__Task brief__
Identify the lines in the data below that contain "afternoon" and give only how many there are.

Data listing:

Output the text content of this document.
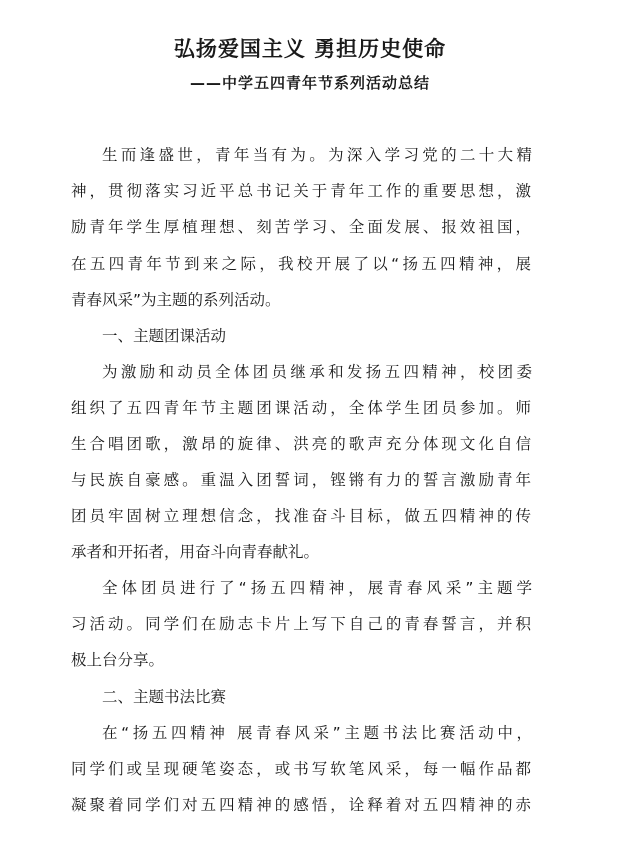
弘扬爱国主义 勇担历史使命
——中学五四青年节系列活动总结
生而逢盛世，青年当有为。为深入学习党的二十大精
神，贯彻落实习近平总书记关于青年工作的重要思想，激
励青年学生厚植理想、刻苦学习、全面发展、报效祖国，
在五四青年节到来之际，我校开展了以“扬五四精神，展
青春风采”为主题的系列活动。
一、主题团课活动
为激励和动员全体团员继承和发扬五四精神，校团委
组织了五四青年节主题团课活动，全体学生团员参加。师
生合唱团歌，激昂的旋律、洪亮的歌声充分体现文化自信
与民族自豪感。重温入团誓词，铿锵有力的誓言激励青年
团员牢固树立理想信念，找准奋斗目标，做五四精神的传
承者和开拓者，用奋斗向青春献礼。
全体团员进行了“扬五四精神，展青春风采”主题学
习活动。同学们在励志卡片上写下自己的青春誓言，并积
极上台分享。
二、主题书法比赛
在“扬五四精神 展青春风采”主题书法比赛活动中，
同学们或呈现硬笔姿态，或书写软笔风采，每一幅作品都
凝聚着同学们对五四精神的感悟，诠释着对五四精神的赤
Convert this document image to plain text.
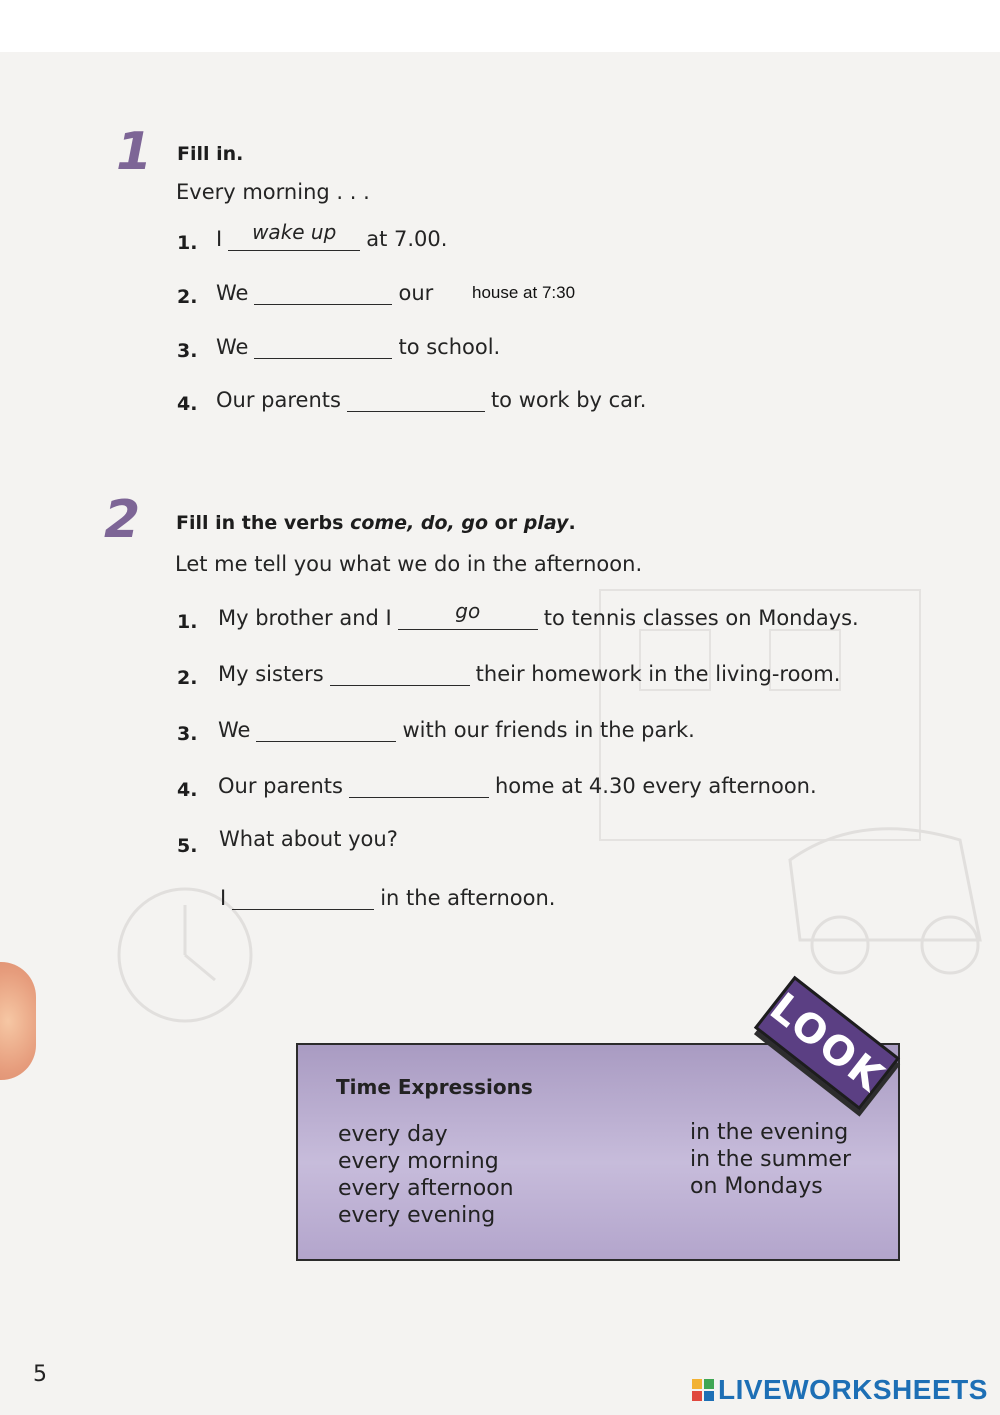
1 Fill in.
Every morning . . .
1. I	wake up	at 7.00.
2. We	our house at 7:30
3. We	to school.
4. Our parents	to work by car.
2 Fill in the verbs come, do, go or play.
Let me tell you what we do in the afternoon.
1. My brother and I	go	to tennis classes on Mondays.
2. My sisters	their homework in the living-room.
3. We	with our friends in the park.
4. Our parents	home at 4.30 every afternoon.
5. What about you?
I	in the afternoon.
Time Expressions
every day
every morning
every afternoon
every evening
in the evening
in the summer
on Mondays
LOOK
5	LIVEWORKSHEETS
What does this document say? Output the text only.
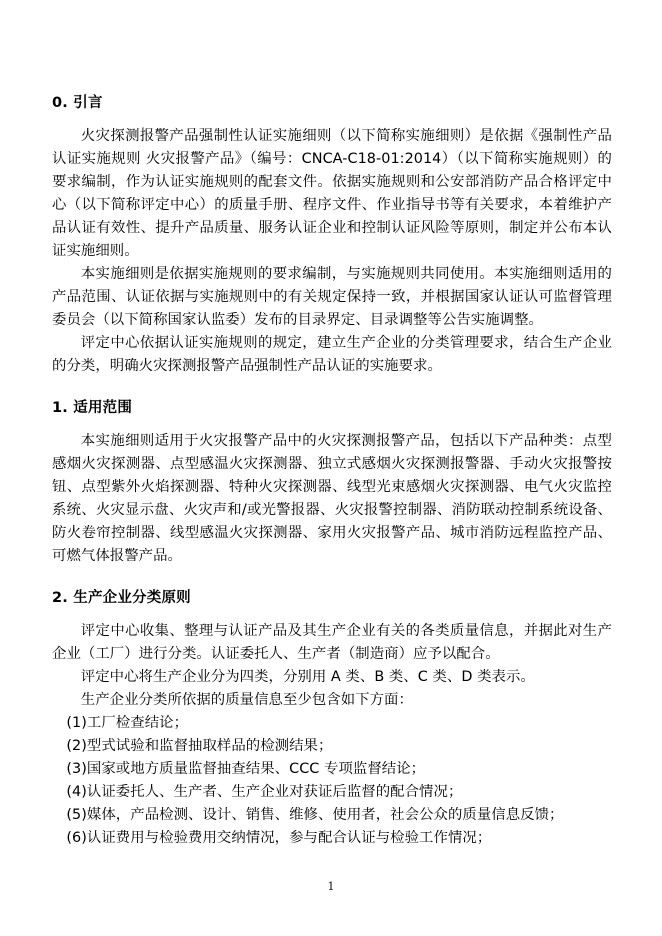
0. 引言

火灾探测报警产品强制性认证实施细则（以下简称实施细则）是依据《强制性产品认证实施规则 火灾报警产品》（编号：CNCA-C18-01:2014）（以下简称实施规则）的要求编制，作为认证实施规则的配套文件。依据实施规则和公安部消防产品合格评定中心（以下简称评定中心）的质量手册、程序文件、作业指导书等有关要求，本着维护产品认证有效性、提升产品质量、服务认证企业和控制认证风险等原则，制定并公布本认证实施细则。

本实施细则是依据实施规则的要求编制，与实施规则共同使用。本实施细则适用的产品范围、认证依据与实施规则中的有关规定保持一致，并根据国家认证认可监督管理委员会（以下简称国家认监委）发布的目录界定、目录调整等公告实施调整。

评定中心依据认证实施规则的规定，建立生产企业的分类管理要求，结合生产企业的分类，明确火灾探测报警产品强制性产品认证的实施要求。

1. 适用范围

本实施细则适用于火灾报警产品中的火灾探测报警产品，包括以下产品种类：点型感烟火灾探测器、点型感温火灾探测器、独立式感烟火灾探测报警器、手动火灾报警按钮、点型紫外火焰探测器、特种火灾探测器、线型光束感烟火灾探测器、电气火灾监控系统、火灾显示盘、火灾声和/或光警报器、火灾报警控制器、消防联动控制系统设备、防火卷帘控制器、线型感温火灾探测器、家用火灾报警产品、城市消防远程监控产品、可燃气体报警产品。

2. 生产企业分类原则

评定中心收集、整理与认证产品及其生产企业有关的各类质量信息，并据此对生产企业（工厂）进行分类。认证委托人、生产者（制造商）应予以配合。

评定中心将生产企业分为四类，分别用 A 类、B 类、C 类、D 类表示。

生产企业分类所依据的质量信息至少包含如下方面：

(1)工厂检查结论；

(2)型式试验和监督抽取样品的检测结果；

(3)国家或地方质量监督抽查结果、CCC 专项监督结论；

(4)认证委托人、生产者、生产企业对获证后监督的配合情况；

(5)媒体，产品检测、设计、销售、维修、使用者，社会公众的质量信息反馈；

(6)认证费用与检验费用交纳情况，参与配合认证与检验工作情况；

1
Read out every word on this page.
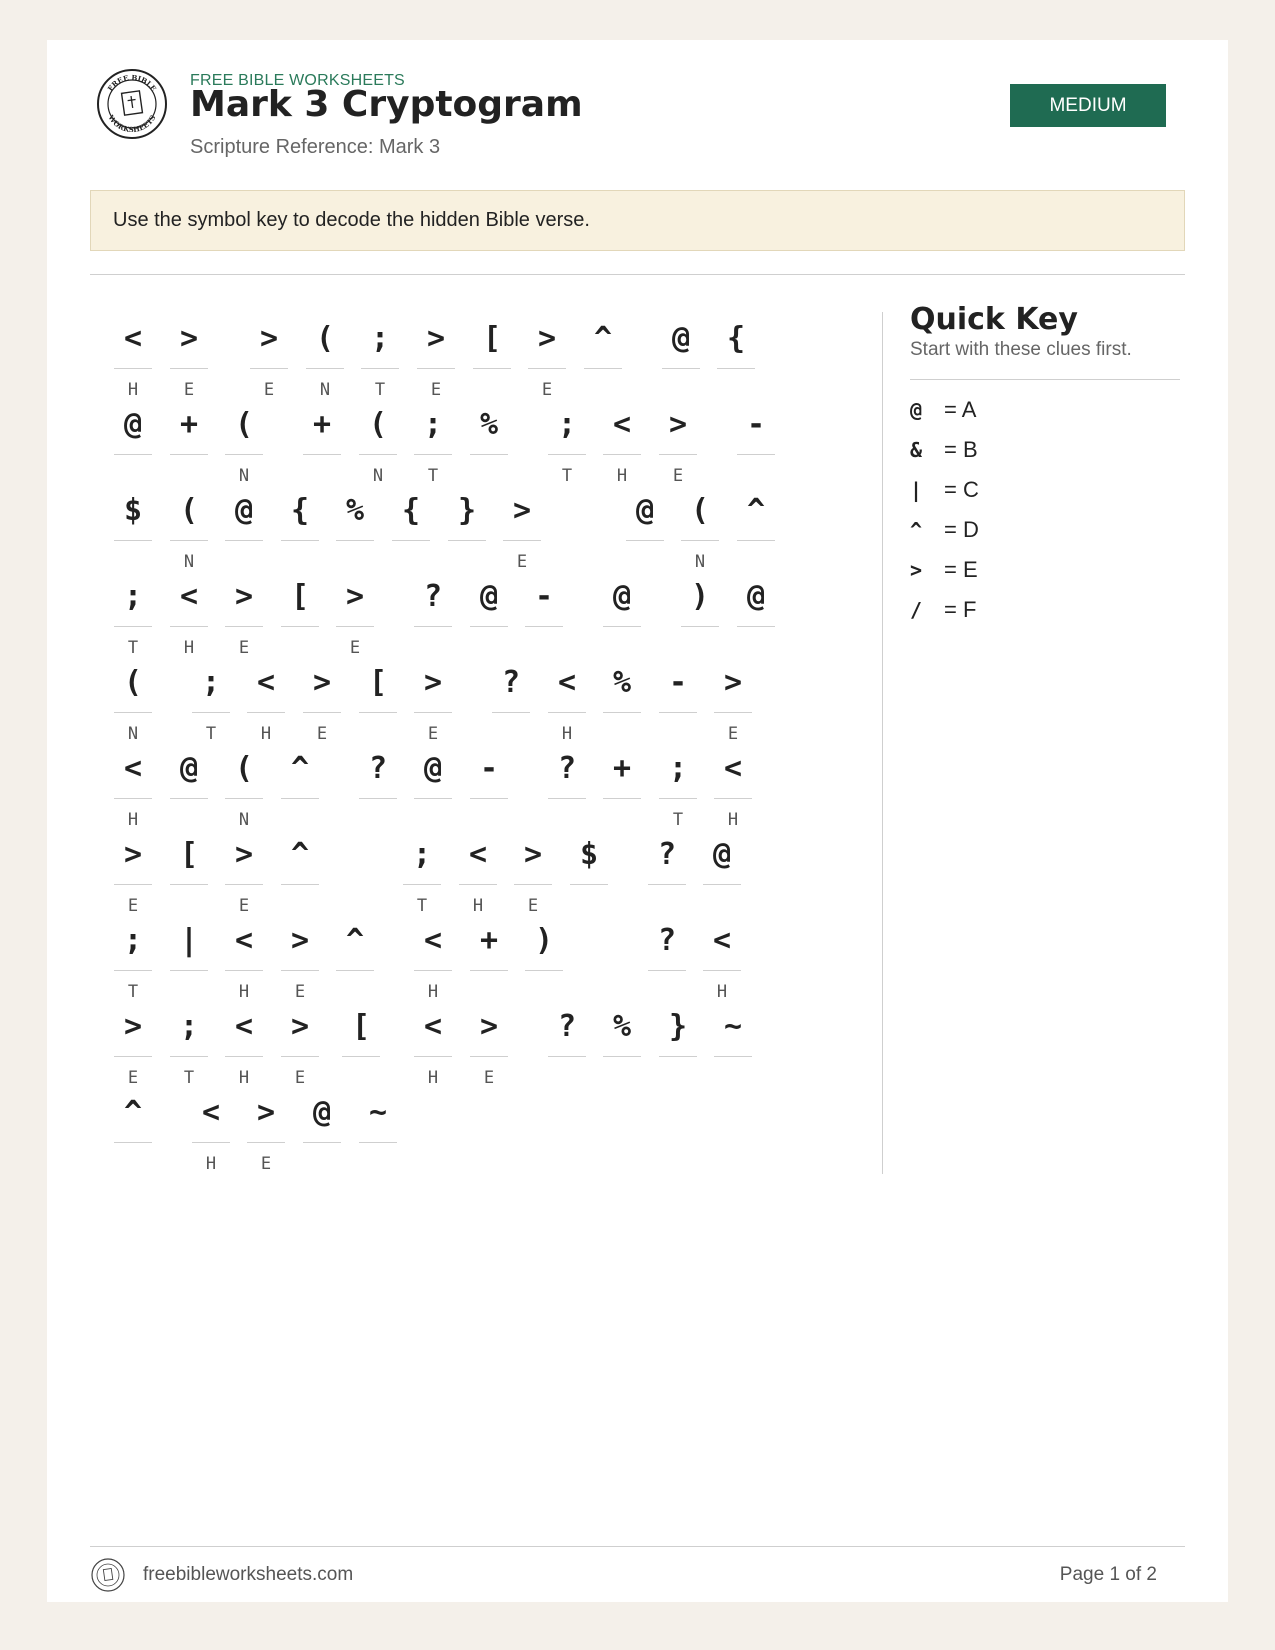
FREE BIBLE
WORKSHEETS
FREE BIBLE WORKSHEETS
Mark 3 Cryptogram
Scripture Reference: Mark 3
MEDIUM
Use the symbol key to decode the hidden Bible verse.
<
H
>
E
>
E
(
N
;
T
>
E
[	>
E
^	@	{
@	+	(
N
+	(
N
;
T
%	;
T
<
H
>
E
-
$	(
N
@	{	%	{	}	>
E
@	(
N
^
;
T
<
H
>
E
[	>
E
?	@	-	@	)	@
(
N
;
T
<
H
>
E
[	>
E
?	<
H
%	-	>
E
<
H
@	(
N
^	?	@	-	?	+	;
T
<
H
>
E
[	>
E
^	;
T
<
H
>
E
$	?	@
;
T
|	<
H
>
E
^	<
H
+	)	?	<
H
>
E
;
T
<
H
>
E
[	<
H
>
E
?	%	}	~
^	<
H
>
E
@	~
Quick Key
Start with these clues first.
@ = A
& = B
| = C
^ = D
> = E
/ = F
freebibleworksheets.com	Page 1 of 2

__Full output__
4